[Figure data in JSON]
• • •

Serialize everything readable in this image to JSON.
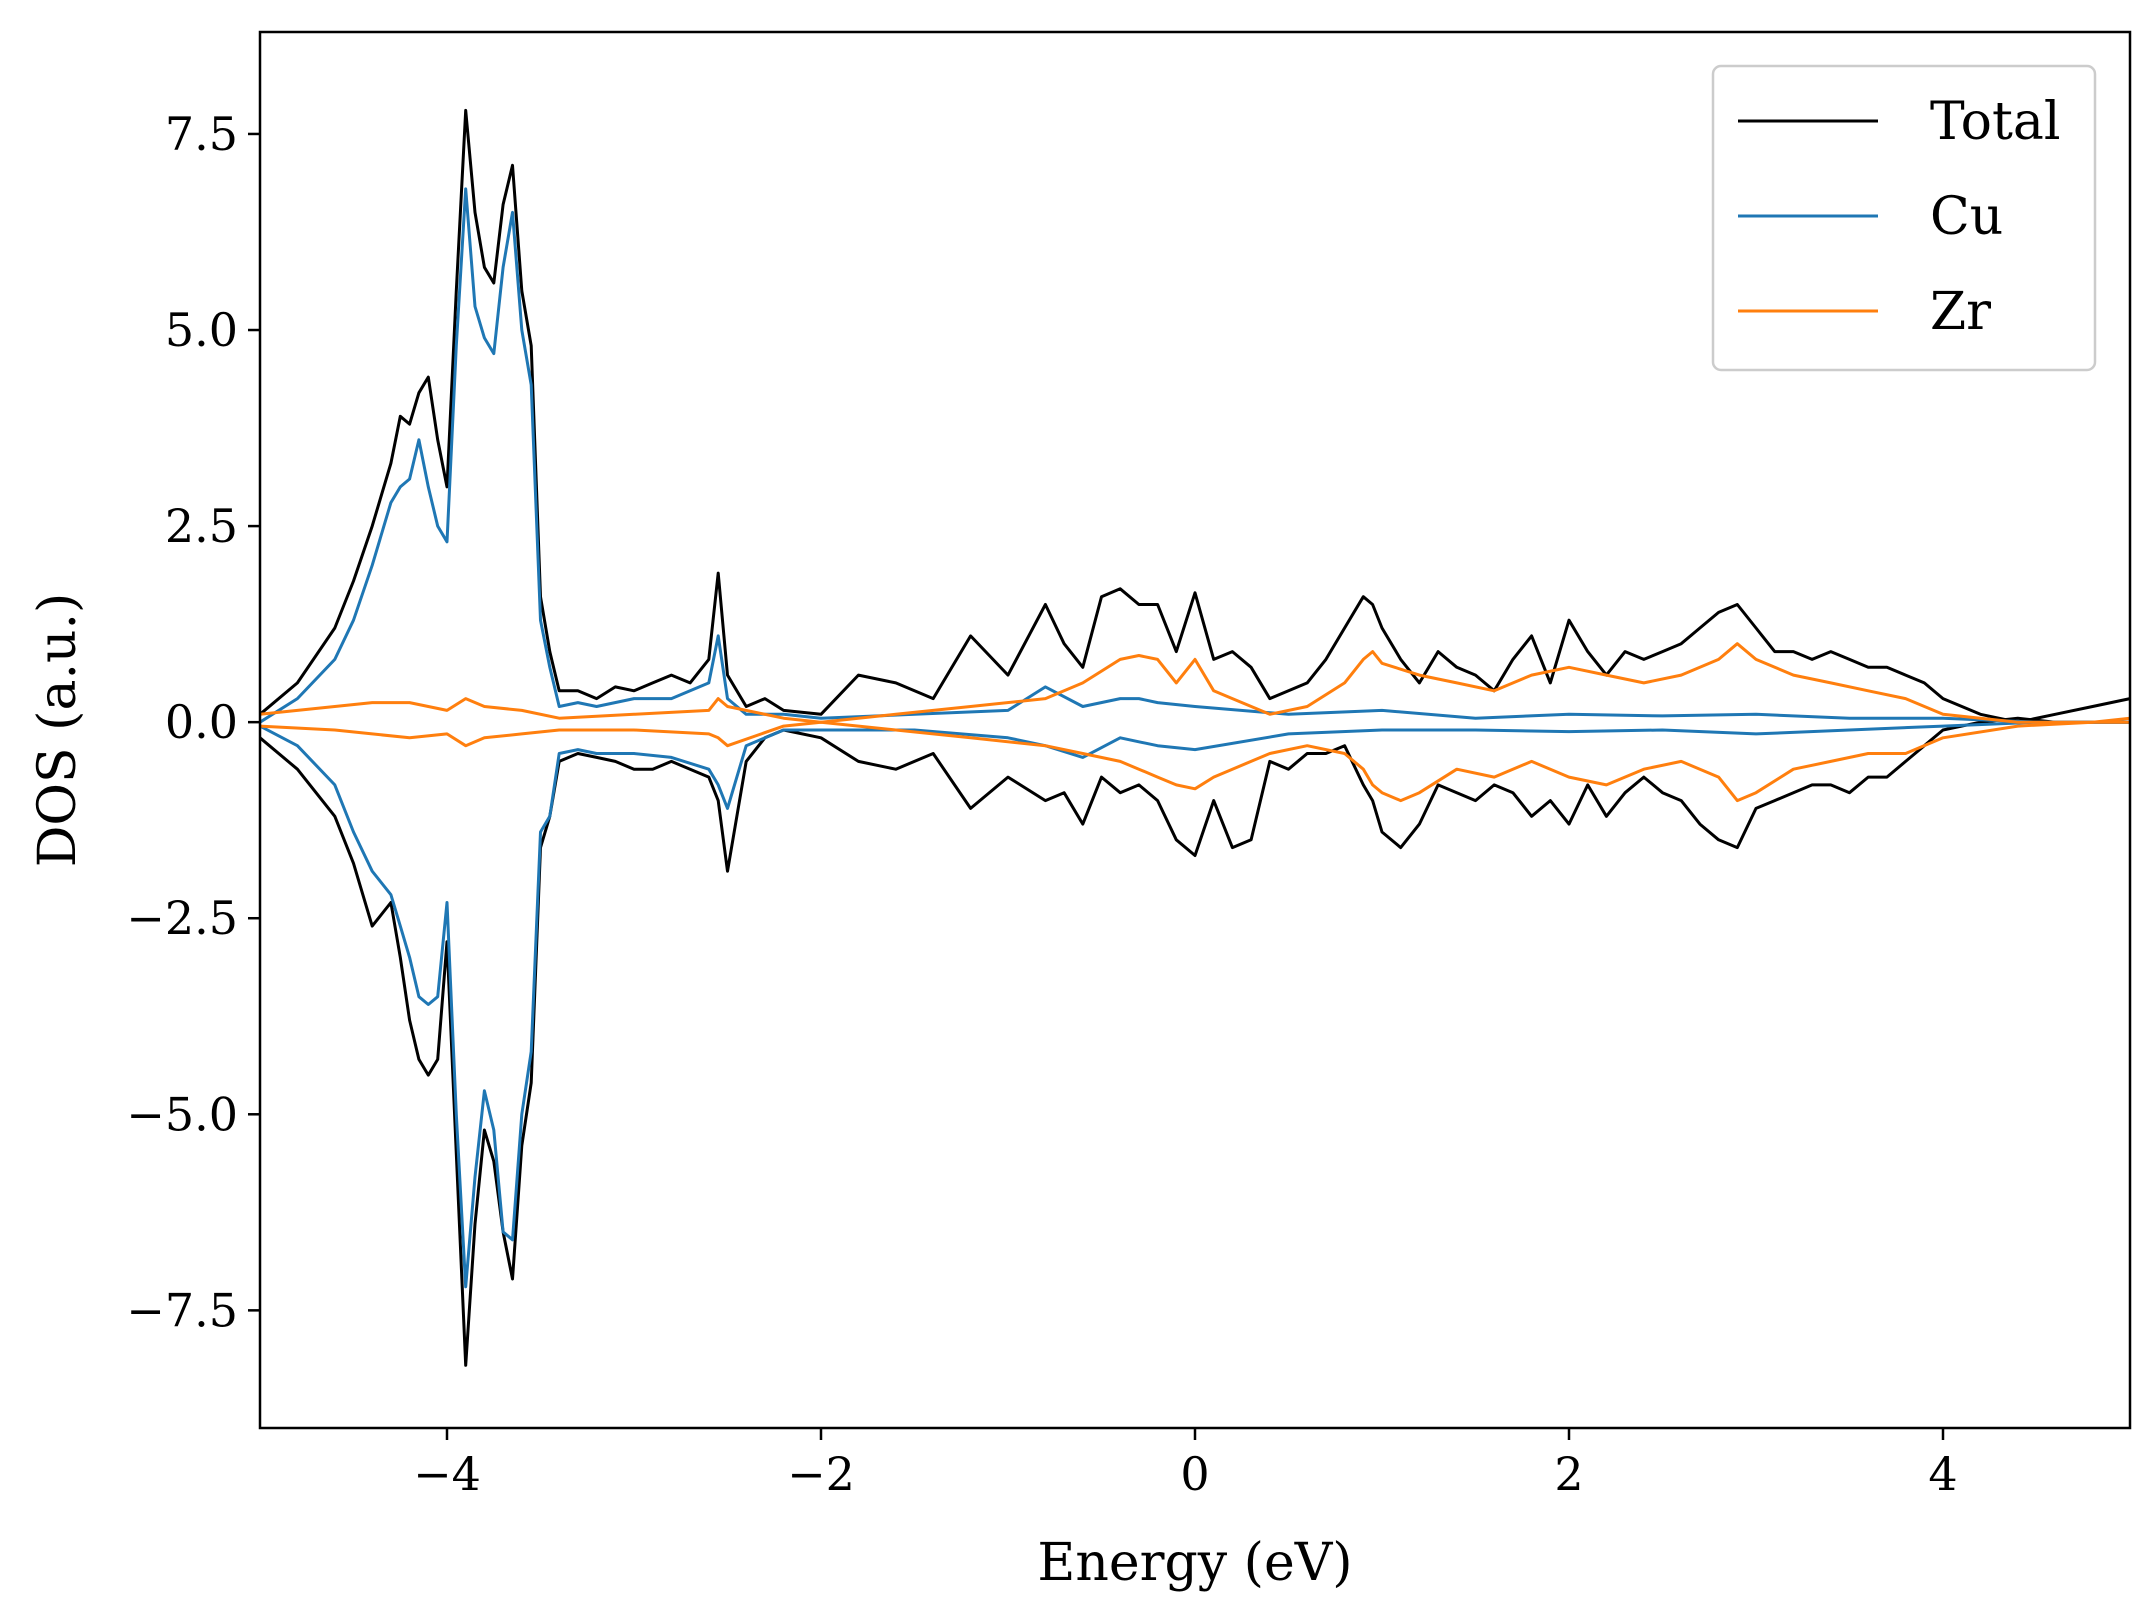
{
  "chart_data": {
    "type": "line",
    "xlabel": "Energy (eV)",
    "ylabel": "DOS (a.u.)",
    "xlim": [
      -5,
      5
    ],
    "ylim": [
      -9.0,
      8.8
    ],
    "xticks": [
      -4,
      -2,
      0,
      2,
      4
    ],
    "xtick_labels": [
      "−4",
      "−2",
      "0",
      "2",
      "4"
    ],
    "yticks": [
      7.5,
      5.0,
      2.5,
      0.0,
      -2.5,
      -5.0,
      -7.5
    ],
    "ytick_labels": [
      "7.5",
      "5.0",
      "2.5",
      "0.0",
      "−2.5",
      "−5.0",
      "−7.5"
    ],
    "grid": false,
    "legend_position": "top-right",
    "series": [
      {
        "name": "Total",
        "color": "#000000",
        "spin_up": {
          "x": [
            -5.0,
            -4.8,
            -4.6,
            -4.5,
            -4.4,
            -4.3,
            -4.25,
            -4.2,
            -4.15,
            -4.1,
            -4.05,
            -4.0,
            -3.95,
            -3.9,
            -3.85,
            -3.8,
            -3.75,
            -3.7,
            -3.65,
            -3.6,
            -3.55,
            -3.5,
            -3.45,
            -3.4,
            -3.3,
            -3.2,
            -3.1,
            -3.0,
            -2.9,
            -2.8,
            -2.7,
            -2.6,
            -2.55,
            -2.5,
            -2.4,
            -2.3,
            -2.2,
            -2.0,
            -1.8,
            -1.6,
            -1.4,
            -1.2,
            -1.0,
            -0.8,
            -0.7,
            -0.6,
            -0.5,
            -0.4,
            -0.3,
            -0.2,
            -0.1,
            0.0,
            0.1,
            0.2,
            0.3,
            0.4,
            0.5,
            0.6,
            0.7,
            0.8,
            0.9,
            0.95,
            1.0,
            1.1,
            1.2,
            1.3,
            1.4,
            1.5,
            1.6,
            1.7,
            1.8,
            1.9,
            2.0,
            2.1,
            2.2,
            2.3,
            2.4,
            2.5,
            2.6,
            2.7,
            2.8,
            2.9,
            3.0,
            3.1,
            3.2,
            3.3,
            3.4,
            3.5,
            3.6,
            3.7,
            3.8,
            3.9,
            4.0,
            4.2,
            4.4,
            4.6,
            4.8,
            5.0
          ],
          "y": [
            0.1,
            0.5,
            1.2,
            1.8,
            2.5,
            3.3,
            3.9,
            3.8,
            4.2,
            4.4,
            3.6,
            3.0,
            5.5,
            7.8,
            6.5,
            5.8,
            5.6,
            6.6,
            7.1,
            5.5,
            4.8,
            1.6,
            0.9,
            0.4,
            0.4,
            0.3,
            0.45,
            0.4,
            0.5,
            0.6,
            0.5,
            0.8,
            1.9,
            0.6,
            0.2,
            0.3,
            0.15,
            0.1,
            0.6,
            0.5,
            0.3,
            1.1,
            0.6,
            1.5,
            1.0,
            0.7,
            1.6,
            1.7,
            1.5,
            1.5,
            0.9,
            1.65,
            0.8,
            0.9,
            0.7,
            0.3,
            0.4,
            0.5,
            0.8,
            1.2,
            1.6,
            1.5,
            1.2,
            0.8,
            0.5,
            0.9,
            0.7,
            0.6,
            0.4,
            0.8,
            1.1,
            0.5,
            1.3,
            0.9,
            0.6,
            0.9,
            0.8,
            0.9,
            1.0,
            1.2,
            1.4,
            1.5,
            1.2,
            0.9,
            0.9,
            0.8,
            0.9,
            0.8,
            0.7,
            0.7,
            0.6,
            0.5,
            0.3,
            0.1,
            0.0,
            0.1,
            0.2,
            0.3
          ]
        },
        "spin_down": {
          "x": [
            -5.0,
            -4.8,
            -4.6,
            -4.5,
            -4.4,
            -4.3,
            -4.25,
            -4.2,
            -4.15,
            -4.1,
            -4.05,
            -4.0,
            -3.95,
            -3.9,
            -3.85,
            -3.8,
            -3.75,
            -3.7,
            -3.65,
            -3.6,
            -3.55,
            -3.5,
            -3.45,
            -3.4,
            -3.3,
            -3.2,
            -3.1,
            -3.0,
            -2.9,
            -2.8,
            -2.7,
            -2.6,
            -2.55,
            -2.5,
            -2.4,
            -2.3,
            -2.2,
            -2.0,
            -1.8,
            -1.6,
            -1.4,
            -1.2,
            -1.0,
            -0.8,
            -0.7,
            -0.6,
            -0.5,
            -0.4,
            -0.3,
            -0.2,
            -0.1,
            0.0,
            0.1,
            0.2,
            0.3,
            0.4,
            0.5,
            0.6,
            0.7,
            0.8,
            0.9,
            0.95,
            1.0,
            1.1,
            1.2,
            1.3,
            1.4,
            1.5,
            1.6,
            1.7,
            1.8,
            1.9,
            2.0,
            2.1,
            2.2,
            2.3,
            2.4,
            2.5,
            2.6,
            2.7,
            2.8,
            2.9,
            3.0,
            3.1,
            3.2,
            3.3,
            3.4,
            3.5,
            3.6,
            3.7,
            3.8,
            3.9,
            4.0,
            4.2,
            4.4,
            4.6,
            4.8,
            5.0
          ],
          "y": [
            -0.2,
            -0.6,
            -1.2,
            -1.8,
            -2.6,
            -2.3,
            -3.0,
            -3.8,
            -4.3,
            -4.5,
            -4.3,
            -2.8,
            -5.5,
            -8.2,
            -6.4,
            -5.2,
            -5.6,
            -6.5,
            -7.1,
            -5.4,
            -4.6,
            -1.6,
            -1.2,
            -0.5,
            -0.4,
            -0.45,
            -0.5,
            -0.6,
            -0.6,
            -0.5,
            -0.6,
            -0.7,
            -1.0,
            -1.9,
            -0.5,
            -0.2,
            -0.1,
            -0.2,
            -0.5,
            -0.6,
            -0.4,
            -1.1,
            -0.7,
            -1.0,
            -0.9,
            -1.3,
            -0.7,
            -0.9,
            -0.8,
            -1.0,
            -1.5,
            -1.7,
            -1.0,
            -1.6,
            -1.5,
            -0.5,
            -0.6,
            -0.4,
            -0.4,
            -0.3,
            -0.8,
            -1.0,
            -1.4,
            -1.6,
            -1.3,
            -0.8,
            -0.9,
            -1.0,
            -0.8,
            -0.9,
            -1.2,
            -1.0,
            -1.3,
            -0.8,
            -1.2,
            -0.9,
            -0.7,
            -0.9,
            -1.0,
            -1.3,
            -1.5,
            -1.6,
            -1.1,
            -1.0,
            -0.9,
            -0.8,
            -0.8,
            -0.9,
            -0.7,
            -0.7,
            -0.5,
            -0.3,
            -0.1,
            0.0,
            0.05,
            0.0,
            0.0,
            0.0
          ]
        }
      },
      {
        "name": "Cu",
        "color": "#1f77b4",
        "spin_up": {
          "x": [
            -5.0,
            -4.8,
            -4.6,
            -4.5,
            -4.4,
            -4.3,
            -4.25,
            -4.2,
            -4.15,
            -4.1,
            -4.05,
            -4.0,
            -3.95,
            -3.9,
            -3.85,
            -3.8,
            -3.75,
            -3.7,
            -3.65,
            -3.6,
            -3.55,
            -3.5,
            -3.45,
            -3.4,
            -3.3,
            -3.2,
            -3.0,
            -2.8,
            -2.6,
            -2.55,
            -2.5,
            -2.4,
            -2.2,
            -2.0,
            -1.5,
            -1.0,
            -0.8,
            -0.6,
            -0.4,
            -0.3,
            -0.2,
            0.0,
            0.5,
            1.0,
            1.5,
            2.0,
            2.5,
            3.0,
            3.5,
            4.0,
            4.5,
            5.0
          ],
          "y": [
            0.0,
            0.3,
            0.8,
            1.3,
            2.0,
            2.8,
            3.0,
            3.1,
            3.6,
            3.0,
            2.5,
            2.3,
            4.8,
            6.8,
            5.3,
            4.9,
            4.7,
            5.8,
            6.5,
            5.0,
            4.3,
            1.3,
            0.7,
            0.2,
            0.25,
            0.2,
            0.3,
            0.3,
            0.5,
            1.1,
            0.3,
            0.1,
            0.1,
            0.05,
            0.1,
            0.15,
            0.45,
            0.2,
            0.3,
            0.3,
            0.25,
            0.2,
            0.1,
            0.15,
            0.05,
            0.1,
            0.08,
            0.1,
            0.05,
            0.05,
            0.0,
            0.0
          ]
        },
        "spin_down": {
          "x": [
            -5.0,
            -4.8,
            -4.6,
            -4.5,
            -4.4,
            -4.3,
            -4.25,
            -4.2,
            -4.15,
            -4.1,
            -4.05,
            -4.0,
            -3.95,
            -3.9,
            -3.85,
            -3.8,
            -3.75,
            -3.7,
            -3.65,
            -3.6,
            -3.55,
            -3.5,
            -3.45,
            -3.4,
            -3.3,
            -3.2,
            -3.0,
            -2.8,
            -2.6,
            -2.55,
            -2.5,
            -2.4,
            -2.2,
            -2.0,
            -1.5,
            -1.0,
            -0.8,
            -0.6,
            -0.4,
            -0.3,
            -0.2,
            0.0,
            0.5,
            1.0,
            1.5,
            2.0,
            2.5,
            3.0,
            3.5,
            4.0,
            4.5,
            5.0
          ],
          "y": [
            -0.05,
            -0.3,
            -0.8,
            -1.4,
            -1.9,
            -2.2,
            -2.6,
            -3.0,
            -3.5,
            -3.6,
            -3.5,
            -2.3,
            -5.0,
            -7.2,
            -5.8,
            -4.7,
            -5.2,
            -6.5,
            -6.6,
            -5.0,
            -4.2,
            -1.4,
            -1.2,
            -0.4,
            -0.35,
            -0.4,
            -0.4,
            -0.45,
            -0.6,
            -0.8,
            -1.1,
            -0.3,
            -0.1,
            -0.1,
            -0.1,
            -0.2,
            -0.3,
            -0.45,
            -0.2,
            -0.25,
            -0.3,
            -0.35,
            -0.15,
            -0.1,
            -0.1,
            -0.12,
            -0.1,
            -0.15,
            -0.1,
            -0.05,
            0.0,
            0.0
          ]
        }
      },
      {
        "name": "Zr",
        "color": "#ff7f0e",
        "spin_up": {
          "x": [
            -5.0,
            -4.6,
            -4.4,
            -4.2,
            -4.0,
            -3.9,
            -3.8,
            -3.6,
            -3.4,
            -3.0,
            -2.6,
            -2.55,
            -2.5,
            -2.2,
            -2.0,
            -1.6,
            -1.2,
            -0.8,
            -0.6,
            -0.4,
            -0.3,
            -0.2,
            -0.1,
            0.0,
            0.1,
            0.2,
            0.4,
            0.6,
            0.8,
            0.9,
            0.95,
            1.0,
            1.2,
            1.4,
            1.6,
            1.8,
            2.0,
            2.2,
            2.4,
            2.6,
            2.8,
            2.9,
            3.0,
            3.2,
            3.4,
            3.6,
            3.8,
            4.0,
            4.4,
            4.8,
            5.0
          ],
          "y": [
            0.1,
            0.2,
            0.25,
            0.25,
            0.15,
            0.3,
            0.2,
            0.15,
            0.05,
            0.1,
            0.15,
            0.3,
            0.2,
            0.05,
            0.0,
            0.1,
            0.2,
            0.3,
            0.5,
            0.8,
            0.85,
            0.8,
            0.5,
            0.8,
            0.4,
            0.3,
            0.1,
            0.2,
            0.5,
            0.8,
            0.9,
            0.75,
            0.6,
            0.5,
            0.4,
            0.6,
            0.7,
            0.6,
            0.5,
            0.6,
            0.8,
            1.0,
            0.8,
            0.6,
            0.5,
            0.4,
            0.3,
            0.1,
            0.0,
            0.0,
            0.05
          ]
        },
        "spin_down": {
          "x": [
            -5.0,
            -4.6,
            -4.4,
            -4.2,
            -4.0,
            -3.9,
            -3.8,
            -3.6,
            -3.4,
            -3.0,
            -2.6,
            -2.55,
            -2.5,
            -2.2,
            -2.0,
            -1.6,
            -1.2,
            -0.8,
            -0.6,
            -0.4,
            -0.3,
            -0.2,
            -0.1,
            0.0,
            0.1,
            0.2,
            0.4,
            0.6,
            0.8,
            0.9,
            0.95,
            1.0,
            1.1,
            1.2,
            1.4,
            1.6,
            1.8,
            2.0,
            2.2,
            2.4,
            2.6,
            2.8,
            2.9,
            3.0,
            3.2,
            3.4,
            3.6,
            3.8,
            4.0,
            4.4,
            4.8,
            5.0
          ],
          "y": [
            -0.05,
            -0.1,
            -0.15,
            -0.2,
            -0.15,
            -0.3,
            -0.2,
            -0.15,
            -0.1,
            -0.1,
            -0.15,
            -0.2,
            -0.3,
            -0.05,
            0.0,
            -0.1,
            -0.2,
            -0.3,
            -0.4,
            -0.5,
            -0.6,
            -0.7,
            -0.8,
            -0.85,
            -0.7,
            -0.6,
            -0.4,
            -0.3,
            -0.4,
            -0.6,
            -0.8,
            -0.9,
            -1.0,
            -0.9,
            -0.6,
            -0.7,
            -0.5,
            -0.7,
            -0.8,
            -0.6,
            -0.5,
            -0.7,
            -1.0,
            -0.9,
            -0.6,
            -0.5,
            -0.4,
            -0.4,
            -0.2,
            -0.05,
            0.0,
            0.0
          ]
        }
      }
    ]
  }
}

• • •

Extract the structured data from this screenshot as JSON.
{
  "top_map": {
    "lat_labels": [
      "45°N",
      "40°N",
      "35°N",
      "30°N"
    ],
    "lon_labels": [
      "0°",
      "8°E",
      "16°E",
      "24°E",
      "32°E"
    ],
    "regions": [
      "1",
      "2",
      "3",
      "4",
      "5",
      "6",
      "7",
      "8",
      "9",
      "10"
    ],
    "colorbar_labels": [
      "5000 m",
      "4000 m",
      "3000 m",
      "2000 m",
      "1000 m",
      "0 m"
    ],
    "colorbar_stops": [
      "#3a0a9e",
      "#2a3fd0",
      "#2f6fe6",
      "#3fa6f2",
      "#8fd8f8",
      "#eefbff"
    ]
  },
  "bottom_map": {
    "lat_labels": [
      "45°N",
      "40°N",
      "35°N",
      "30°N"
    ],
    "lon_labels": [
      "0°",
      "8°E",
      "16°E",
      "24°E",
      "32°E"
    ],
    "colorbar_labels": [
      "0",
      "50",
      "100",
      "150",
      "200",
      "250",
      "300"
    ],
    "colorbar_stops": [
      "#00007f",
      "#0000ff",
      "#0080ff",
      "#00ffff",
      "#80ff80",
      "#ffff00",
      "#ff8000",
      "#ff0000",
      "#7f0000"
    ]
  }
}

• • •

*Task instructions*.
Search the data for "this" and list every line in which it occurs.

*Correct answer*.
Serialize everything readable in this image to JSON.
Extract the structured data from this screenshot as JSON.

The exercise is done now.